* **Directions**: Show all lines that include the string "ACTIVE"; copy each one.

* **Information shown**:

= = = = = = =

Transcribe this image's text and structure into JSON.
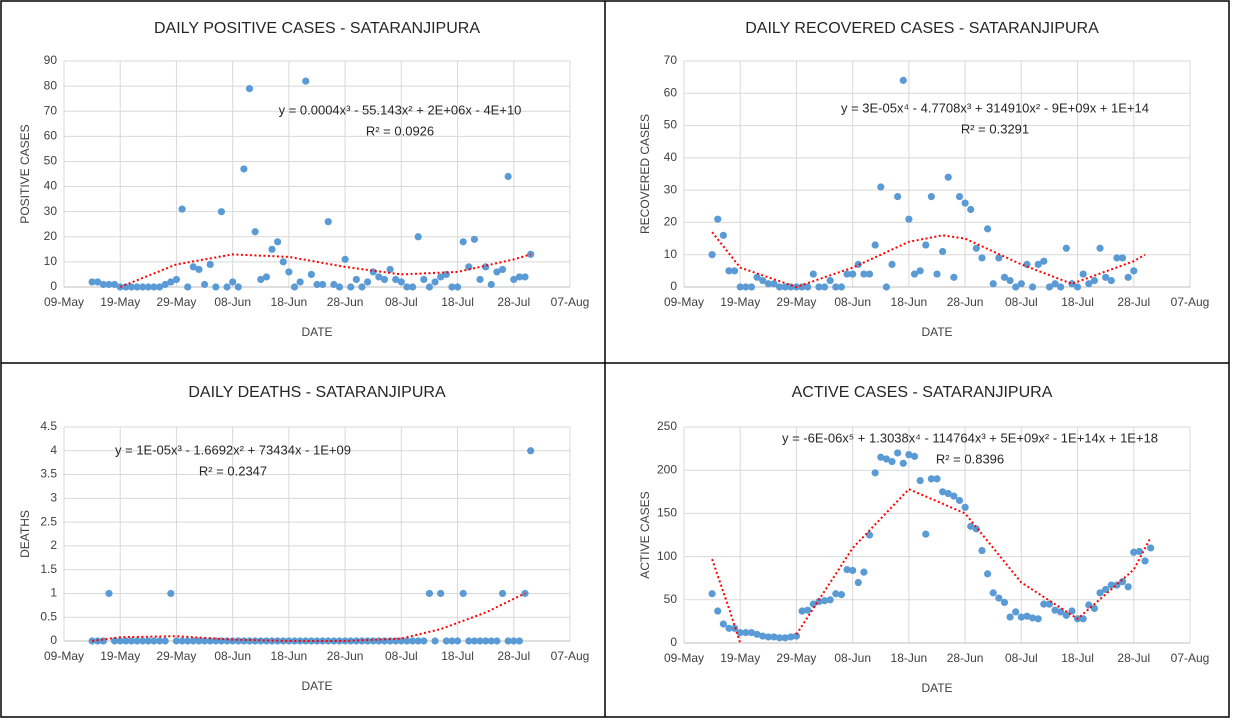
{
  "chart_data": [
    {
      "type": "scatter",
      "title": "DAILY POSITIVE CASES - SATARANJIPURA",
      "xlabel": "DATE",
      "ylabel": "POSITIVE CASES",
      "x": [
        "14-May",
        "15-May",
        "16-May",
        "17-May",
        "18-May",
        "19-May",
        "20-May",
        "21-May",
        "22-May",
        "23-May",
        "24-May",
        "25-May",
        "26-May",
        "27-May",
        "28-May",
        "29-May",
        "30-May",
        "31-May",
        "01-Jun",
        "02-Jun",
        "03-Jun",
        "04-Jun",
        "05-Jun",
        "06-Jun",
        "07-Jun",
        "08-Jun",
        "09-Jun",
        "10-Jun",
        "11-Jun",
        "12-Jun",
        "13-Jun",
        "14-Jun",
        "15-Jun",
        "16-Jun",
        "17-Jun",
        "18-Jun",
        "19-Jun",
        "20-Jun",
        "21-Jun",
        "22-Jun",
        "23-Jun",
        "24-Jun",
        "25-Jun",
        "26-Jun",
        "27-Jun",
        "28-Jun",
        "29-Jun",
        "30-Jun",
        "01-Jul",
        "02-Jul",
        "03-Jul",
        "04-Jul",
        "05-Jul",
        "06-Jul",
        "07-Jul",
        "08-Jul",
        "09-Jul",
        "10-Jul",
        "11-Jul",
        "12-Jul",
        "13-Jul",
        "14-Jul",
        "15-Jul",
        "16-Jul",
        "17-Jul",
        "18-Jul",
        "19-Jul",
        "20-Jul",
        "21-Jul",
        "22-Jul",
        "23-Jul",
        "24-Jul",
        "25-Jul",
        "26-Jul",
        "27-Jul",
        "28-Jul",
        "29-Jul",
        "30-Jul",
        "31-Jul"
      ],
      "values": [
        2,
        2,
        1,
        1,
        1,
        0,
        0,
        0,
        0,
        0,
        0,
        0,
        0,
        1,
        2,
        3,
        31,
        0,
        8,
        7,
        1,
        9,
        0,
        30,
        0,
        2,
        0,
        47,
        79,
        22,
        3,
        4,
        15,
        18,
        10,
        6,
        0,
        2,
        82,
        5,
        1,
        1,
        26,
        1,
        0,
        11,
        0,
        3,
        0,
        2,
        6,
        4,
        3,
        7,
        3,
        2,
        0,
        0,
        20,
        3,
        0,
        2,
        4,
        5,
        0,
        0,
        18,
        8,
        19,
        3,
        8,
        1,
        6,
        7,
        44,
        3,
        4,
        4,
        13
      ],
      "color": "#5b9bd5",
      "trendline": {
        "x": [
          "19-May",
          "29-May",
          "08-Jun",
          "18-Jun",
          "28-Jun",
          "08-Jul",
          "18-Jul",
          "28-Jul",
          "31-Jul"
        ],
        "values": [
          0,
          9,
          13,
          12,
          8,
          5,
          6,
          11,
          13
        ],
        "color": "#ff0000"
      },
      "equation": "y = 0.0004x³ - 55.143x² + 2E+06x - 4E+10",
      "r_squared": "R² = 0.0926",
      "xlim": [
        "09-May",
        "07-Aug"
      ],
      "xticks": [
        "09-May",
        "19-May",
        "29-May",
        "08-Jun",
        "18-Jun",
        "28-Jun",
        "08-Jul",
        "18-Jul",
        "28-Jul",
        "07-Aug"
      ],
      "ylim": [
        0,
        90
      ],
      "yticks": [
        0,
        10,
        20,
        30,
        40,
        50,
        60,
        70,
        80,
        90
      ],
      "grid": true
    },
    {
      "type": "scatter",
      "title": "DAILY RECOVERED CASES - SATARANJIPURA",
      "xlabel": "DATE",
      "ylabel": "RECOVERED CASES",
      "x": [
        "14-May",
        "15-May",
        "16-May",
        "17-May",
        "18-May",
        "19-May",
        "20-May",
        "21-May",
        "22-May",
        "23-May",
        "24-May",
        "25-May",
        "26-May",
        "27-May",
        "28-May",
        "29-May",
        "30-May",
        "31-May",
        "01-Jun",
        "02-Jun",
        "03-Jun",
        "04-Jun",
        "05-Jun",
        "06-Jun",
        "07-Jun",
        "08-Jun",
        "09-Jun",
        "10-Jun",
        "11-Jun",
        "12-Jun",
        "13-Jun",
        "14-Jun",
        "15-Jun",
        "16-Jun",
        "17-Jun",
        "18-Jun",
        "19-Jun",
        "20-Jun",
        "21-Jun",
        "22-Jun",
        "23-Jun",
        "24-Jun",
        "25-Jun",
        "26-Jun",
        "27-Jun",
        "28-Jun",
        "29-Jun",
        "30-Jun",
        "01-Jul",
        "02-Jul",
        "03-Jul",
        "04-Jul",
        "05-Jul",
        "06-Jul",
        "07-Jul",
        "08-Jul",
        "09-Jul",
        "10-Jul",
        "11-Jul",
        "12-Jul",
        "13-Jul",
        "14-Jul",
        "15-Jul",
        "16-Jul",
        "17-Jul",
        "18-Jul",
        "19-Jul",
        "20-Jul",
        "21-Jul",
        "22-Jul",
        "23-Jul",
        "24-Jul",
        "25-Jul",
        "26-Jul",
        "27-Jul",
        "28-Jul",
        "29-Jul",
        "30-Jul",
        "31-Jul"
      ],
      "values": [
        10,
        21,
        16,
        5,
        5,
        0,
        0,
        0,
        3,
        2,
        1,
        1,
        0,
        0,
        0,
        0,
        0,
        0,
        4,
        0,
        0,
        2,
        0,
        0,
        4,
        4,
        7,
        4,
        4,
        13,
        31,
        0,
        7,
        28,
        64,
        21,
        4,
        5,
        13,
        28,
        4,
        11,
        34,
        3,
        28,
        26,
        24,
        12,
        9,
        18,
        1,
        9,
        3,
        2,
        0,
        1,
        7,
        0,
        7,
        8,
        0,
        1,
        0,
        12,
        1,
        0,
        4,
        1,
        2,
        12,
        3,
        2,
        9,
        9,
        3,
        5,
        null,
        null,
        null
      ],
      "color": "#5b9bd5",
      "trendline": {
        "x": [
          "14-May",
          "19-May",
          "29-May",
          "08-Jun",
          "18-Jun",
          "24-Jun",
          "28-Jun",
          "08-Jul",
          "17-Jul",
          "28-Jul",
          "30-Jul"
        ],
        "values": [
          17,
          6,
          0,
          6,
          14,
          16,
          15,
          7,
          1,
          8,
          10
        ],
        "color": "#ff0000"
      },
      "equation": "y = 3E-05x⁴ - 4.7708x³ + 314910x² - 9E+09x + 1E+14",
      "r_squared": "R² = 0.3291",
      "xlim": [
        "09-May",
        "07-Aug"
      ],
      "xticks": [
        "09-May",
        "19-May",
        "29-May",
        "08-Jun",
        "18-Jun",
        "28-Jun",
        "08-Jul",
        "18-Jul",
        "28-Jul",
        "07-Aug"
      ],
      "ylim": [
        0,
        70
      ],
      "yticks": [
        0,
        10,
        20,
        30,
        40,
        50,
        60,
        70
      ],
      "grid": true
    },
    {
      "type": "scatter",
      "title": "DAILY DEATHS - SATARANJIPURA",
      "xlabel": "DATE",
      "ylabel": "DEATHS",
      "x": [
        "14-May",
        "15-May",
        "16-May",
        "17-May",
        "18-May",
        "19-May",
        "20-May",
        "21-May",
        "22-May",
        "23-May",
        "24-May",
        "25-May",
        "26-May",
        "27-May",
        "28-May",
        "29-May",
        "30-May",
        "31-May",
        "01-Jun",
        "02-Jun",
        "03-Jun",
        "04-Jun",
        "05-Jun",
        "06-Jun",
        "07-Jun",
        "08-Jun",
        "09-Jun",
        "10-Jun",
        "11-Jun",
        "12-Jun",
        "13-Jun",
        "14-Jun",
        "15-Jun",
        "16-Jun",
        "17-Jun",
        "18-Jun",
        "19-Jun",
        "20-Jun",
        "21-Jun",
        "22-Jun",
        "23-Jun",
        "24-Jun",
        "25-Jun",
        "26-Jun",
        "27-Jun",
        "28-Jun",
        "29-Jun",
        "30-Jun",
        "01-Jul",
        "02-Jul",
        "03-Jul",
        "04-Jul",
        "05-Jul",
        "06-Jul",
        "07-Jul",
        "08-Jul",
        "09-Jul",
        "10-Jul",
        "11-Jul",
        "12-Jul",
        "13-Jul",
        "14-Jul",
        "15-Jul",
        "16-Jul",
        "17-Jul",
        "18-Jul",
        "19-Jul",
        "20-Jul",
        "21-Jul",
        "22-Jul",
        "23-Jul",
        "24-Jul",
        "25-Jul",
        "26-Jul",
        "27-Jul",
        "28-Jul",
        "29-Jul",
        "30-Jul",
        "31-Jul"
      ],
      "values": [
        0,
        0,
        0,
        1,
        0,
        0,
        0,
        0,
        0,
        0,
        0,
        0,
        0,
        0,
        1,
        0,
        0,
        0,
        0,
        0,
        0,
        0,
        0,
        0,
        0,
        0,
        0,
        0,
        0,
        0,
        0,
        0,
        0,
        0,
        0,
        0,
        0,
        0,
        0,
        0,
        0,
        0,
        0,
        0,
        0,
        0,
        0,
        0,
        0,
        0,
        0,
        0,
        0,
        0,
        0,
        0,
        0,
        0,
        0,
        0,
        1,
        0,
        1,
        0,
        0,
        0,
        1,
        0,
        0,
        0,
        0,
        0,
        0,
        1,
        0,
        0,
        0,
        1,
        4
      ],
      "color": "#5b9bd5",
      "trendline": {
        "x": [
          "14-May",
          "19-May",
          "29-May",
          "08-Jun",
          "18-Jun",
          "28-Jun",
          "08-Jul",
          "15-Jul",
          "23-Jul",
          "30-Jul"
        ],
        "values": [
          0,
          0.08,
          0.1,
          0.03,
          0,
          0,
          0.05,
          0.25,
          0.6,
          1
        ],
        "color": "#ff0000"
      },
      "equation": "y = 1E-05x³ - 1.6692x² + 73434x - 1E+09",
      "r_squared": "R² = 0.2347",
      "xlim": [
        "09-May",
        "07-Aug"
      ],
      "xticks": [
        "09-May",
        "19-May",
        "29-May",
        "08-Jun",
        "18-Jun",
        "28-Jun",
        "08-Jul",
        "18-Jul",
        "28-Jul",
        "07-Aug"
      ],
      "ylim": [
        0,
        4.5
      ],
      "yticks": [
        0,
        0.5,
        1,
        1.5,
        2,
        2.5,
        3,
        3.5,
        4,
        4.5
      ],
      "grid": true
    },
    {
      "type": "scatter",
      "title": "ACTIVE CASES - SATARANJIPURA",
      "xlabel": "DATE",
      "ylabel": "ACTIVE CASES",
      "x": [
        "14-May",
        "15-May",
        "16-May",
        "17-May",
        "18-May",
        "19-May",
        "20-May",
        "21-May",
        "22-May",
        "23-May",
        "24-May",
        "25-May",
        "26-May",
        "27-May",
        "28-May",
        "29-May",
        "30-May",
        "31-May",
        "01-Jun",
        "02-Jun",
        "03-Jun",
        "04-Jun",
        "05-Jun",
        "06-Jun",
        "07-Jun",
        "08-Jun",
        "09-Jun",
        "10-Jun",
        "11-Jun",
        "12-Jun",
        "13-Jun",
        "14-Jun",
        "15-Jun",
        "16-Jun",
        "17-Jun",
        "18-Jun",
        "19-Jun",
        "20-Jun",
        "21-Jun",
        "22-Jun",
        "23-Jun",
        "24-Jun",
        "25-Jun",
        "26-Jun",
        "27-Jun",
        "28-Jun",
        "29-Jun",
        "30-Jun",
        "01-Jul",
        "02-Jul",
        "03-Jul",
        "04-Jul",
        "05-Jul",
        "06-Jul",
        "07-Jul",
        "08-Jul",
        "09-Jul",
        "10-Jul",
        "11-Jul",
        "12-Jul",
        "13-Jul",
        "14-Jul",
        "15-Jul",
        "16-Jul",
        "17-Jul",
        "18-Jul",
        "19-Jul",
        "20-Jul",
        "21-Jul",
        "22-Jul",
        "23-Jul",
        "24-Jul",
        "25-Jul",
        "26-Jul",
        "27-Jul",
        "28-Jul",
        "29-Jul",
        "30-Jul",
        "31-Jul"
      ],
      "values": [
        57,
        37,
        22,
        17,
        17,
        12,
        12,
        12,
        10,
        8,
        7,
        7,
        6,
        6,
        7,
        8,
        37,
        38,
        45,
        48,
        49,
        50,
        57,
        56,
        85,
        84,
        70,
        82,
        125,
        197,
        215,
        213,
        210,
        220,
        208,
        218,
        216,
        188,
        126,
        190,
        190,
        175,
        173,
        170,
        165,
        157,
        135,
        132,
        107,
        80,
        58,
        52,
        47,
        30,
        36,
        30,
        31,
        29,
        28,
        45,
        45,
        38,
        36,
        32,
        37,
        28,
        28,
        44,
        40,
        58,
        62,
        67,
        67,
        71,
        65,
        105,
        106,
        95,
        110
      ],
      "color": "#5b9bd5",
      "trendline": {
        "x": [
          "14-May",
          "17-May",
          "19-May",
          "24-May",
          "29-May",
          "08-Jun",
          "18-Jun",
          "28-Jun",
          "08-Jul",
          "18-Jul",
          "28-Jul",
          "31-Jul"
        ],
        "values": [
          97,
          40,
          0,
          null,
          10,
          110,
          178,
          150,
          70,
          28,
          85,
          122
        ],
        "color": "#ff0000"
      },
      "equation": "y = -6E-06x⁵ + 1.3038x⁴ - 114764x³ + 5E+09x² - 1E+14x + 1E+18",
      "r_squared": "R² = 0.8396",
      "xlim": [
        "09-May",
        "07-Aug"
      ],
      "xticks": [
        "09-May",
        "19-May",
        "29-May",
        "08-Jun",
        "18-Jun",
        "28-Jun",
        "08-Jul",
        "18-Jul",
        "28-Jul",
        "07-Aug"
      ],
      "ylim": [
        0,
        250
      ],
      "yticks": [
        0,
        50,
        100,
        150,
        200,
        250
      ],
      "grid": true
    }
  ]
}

= = = = = = =

* **Task result**:
      "title": "ACTIVE CASES - SATARANJIPURA",
      "ylabel": "ACTIVE CASES",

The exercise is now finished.